### YOUR TASK
Print each entry as it appears. Images stay out of the copy.

### SUPPLIED DATA
• • •
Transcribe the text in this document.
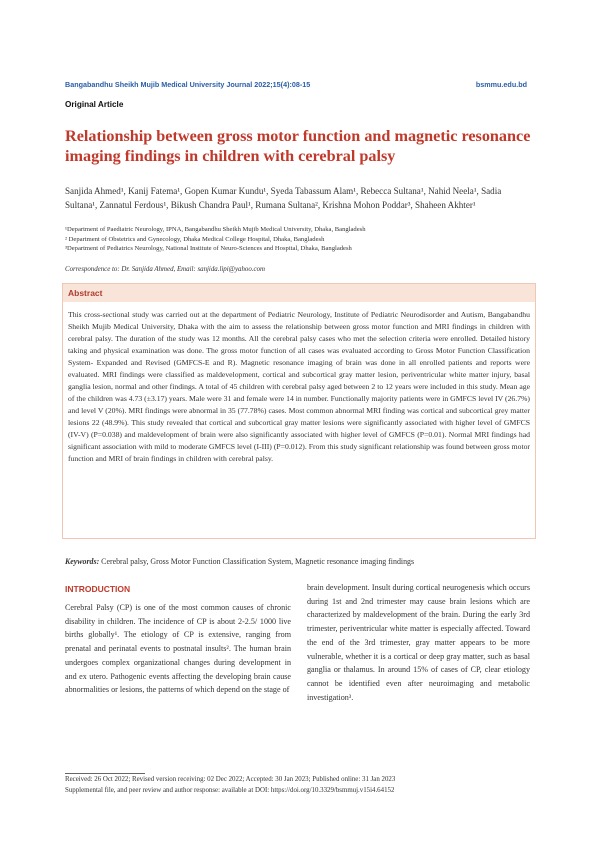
Bangabandhu Sheikh Mujib Medical University Journal 2022;15(4):08-15	bsmmu.edu.bd
Original Article
Relationship between gross motor function and magnetic resonance imaging findings in children with cerebral palsy
Sanjida Ahmed¹, Kanij Fatema¹, Gopen Kumar Kundu¹, Syeda Tabassum Alam¹, Rebecca Sultana¹, Nahid Neela¹, Sadia Sultana¹, Zannatul Ferdous¹, Bikush Chandra Paul¹, Rumana Sultana², Krishna Mohon Poddar³, Shaheen Akhter¹
¹Department of Paediatric Neurology, IPNA, Bangabandhu Sheikh Mujib Medical University, Dhaka, Bangladesh
² Department of Obstetrics and Gynecology, Dhaka Medical College Hospital, Dhaka, Bangladesh
³Department of Pediatrics Neurology, National Institute of Neuro-Sciences and Hospital, Dhaka, Bangladesh
Correspondence to: Dr. Sanjida Ahmed, Email: sanjida.lipi@yahoo.com
Abstract
This cross-sectional study was carried out at the department of Pediatric Neurology, Institute of Pediatric Neurodisorder and Autism, Bangabandhu Sheikh Mujib Medical University, Dhaka with the aim to assess the relationship between gross motor function and MRI findings in children with cerebral palsy. The duration of the study was 12 months. All the cerebral palsy cases who met the selection criteria were enrolled. Detailed history taking and physical examination was done. The gross motor function of all cases was evaluated according to Gross Motor Function Classification System- Expanded and Revised (GMFCS-E and R). Magnetic resonance imaging of brain was done in all enrolled patients and reports were evaluated. MRI findings were classified as maldevelopment, cortical and subcortical gray matter lesion, periventricular white matter injury, basal ganglia lesion, normal and other findings. A total of 45 children with cerebral palsy aged between 2 to 12 years were included in this study. Mean age of the children was 4.73 (±3.17) years. Male were 31 and female were 14 in number. Functionally majority patients were in GMFCS level IV (26.7%) and level V (20%). MRI findings were abnormal in 35 (77.78%) cases. Most common abnormal MRI finding was cortical and subcortical grey matter lesions 22 (48.9%). This study revealed that cortical and subcortical gray matter lesions were significantly associated with higher level of GMFCS (IV-V) (P=0.038) and maldevelopment of brain were also significantly associated with higher level of GMFCS (P=0.01). Normal MRI findings had significant association with mild to moderate GMFCS level (I-III) (P=0.012). From this study significant relationship was found between gross motor function and MRI of brain findings in children with cerebral palsy.
Keywords: Cerebral palsy, Gross Motor Function Classification System, Magnetic resonance imaging findings
INTRODUCTION
Cerebral Palsy (CP) is one of the most common causes of chronic disability in children. The incidence of CP is about 2-2.5/ 1000 live births globally¹. The etiology of CP is extensive, ranging from prenatal and perinatal events to postnatal insults². The human brain undergoes complex organizational changes during development in and ex utero. Pathogenic events affecting the developing brain cause abnormalities or lesions, the patterns of which depend on the stage of
brain development. Insult during cortical neurogenesis which occurs during 1st and 2nd trimester may cause brain lesions which are characterized by maldevelopment of the brain. During the early 3rd trimester, periventricular white matter is especially affected. Toward the end of the 3rd trimester, gray matter appears to be more vulnerable, whether it is a cortical or deep gray matter, such as basal ganglia or thalamus. In around 15% of cases of CP, clear etiology cannot be identified even after neuroimaging and metabolic investigation³.
Received: 26 Oct 2022; Revised version receiving: 02 Dec 2022; Accepted: 30 Jan 2023; Published online: 31 Jan 2023
Supplemental file, and peer review and author response: available at DOI: https://doi.org/10.3329/bsmmuj.v15i4.64152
• • •
### WRITTEN REPLY
Transcribe the text in this document.
Bangabandhu Sheikh Mujib Medical University Journal 2022;15(4):08-15	bsmmu.edu.bd
Original Article
Relationship between gross motor function and magnetic resonance imaging findings in children with cerebral palsy
Sanjida Ahmed¹, Kanij Fatema¹, Gopen Kumar Kundu¹, Syeda Tabassum Alam¹, Rebecca Sultana¹, Nahid Neela¹, Sadia Sultana¹, Zannatul Ferdous¹, Bikush Chandra Paul¹, Rumana Sultana², Krishna Mohon Poddar³, Shaheen Akhter¹
¹Department of Paediatric Neurology, IPNA, Bangabandhu Sheikh Mujib Medical University, Dhaka, Bangladesh
² Department of Obstetrics and Gynecology, Dhaka Medical College Hospital, Dhaka, Bangladesh
³Department of Pediatrics Neurology, National Institute of Neuro-Sciences and Hospital, Dhaka, Bangladesh
Correspondence to: Dr. Sanjida Ahmed, Email: sanjida.lipi@yahoo.com
Abstract
This cross-sectional study was carried out at the department of Pediatric Neurology, Institute of Pediatric Neurodisorder and Autism, Bangabandhu Sheikh Mujib Medical University, Dhaka with the aim to assess the relationship between gross motor function and MRI findings in children with cerebral palsy. The duration of the study was 12 months. All the cerebral palsy cases who met the selection criteria were enrolled. Detailed history taking and physical examination was done. The gross motor function of all cases was evaluated according to Gross Motor Function Classification System- Expanded and Revised (GMFCS-E and R). Magnetic resonance imaging of brain was done in all enrolled patients and reports were evaluated. MRI findings were classified as maldevelopment, cortical and subcortical gray matter lesion, periventricular white matter injury, basal ganglia lesion, normal and other findings. A total of 45 children with cerebral palsy aged between 2 to 12 years were included in this study. Mean age of the children was 4.73 (±3.17) years. Male were 31 and female were 14 in number. Functionally majority patients were in GMFCS level IV (26.7%) and level V (20%). MRI findings were abnormal in 35 (77.78%) cases. Most common abnormal MRI finding was cortical and subcortical grey matter lesions 22 (48.9%). This study revealed that cortical and subcortical gray matter lesions were significantly associated with higher level of GMFCS (IV-V) (P=0.038) and maldevelopment of brain were also significantly associated with higher level of GMFCS (P=0.01). Normal MRI findings had significant association with mild to moderate GMFCS level (I-III) (P=0.012). From this study significant relationship was found between gross motor function and MRI of brain findings in children with cerebral palsy.
Keywords: Cerebral palsy, Gross Motor Function Classification System, Magnetic resonance imaging findings
INTRODUCTION
Cerebral Palsy (CP) is one of the most common causes of chronic disability in children. The incidence of CP is about 2-2.5/ 1000 live births globally¹. The etiology of CP is extensive, ranging from prenatal and perinatal events to postnatal insults². The human brain undergoes complex organizational changes during development in and ex utero. Pathogenic events affecting the developing brain cause abnormalities or lesions, the patterns of which depend on the stage of
brain development. Insult during cortical neurogenesis which occurs during 1st and 2nd trimester may cause brain lesions which are characterized by maldevelopment of the brain. During the early 3rd trimester, periventricular white matter is especially affected. Toward the end of the 3rd trimester, gray matter appears to be more vulnerable, whether it is a cortical or deep gray matter, such as basal ganglia or thalamus. In around 15% of cases of CP, clear etiology cannot be identified even after neuroimaging and metabolic investigation³.
Received: 26 Oct 2022; Revised version receiving: 02 Dec 2022; Accepted: 30 Jan 2023; Published online: 31 Jan 2023
Supplemental file, and peer review and author response: available at DOI: https://doi.org/10.3329/bsmmuj.v15i4.64152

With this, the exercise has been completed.